━━━━━ Records supplied ━━━━━

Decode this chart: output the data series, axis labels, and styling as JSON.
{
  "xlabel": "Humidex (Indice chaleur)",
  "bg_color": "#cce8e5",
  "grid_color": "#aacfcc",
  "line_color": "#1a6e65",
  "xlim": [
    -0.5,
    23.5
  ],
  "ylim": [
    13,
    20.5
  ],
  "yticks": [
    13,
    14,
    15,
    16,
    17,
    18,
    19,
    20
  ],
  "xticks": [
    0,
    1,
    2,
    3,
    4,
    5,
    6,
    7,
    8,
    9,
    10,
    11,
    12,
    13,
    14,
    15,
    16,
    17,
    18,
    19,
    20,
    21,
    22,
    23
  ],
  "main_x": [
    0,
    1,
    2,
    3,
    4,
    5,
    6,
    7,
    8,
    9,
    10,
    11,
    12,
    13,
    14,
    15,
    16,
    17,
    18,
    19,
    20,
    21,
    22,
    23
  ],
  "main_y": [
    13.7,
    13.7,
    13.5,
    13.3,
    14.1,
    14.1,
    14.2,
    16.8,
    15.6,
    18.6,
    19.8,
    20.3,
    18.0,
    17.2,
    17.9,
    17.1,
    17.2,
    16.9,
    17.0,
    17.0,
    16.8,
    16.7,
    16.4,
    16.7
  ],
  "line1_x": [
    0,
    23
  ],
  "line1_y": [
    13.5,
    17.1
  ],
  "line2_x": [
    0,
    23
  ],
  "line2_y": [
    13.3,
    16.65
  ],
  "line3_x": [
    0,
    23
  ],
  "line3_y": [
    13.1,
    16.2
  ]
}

━━━━━

* Task instructions *
Write all of the records out again exactly.

* Response to this task *
Decode this chart: output the data series, axis labels, and styling as JSON.
{
  "xlabel": "Humidex (Indice chaleur)",
  "bg_color": "#cce8e5",
  "grid_color": "#aacfcc",
  "line_color": "#1a6e65",
  "xlim": [
    -0.5,
    23.5
  ],
  "ylim": [
    13,
    20.5
  ],
  "yticks": [
    13,
    14,
    15,
    16,
    17,
    18,
    19,
    20
  ],
  "xticks": [
    0,
    1,
    2,
    3,
    4,
    5,
    6,
    7,
    8,
    9,
    10,
    11,
    12,
    13,
    14,
    15,
    16,
    17,
    18,
    19,
    20,
    21,
    22,
    23
  ],
  "main_x": [
    0,
    1,
    2,
    3,
    4,
    5,
    6,
    7,
    8,
    9,
    10,
    11,
    12,
    13,
    14,
    15,
    16,
    17,
    18,
    19,
    20,
    21,
    22,
    23
  ],
  "main_y": [
    13.7,
    13.7,
    13.5,
    13.3,
    14.1,
    14.1,
    14.2,
    16.8,
    15.6,
    18.6,
    19.8,
    20.3,
    18.0,
    17.2,
    17.9,
    17.1,
    17.2,
    16.9,
    17.0,
    17.0,
    16.8,
    16.7,
    16.4,
    16.7
  ],
  "line1_x": [
    0,
    23
  ],
  "line1_y": [
    13.5,
    17.1
  ],
  "line2_x": [
    0,
    23
  ],
  "line2_y": [
    13.3,
    16.65
  ],
  "line3_x": [
    0,
    23
  ],
  "line3_y": [
    13.1,
    16.2
  ]
}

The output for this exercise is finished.